Instructions for the task » Read through the records below and copy each line that uses the word "title".

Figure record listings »
━━━━━━━━━━
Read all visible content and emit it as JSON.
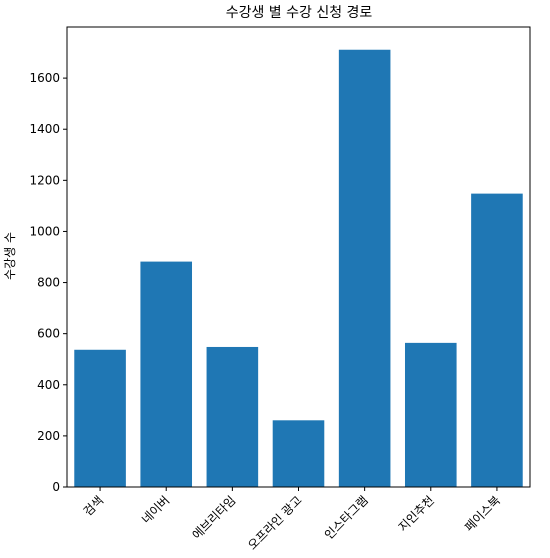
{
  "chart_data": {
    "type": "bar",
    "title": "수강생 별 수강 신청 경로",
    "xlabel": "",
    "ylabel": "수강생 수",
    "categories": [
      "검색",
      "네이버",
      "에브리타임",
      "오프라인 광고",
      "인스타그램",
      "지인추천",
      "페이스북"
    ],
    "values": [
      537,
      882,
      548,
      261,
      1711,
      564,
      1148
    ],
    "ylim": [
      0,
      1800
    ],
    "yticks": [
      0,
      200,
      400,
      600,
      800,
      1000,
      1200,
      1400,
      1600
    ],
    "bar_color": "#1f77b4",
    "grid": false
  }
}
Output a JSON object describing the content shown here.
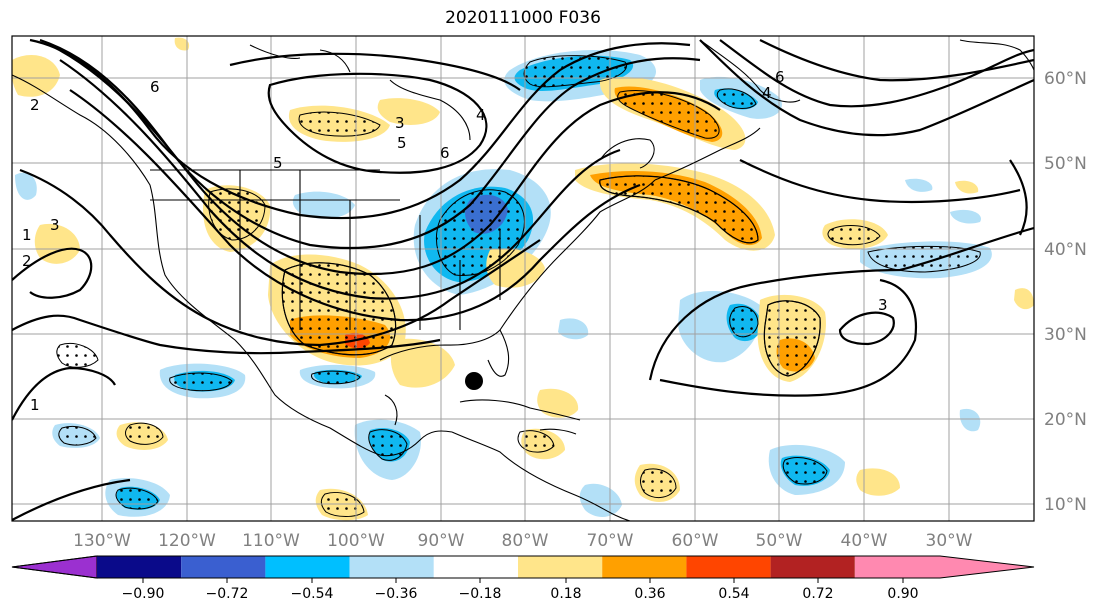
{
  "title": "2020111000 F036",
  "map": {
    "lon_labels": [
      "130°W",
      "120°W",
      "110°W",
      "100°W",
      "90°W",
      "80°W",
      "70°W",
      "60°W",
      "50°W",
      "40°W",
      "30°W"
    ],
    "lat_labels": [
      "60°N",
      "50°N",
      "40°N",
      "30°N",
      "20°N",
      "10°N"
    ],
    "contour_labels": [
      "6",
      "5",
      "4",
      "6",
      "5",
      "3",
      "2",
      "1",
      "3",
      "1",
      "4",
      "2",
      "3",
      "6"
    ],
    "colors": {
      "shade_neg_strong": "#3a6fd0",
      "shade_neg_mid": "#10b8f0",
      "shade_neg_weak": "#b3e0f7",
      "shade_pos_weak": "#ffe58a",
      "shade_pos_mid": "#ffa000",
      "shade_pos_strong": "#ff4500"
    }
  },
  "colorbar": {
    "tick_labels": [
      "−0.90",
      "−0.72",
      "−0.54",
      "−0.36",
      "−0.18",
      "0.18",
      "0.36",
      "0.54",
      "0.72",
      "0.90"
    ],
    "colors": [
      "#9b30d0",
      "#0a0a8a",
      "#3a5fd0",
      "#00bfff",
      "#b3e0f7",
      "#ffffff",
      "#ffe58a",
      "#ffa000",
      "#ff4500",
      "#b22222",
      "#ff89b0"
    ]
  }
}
━━━━━━━━━━
Solution for this problem »
    "title": "수강생 별 수강 신청 경로",
  "title": "2020111000 F036",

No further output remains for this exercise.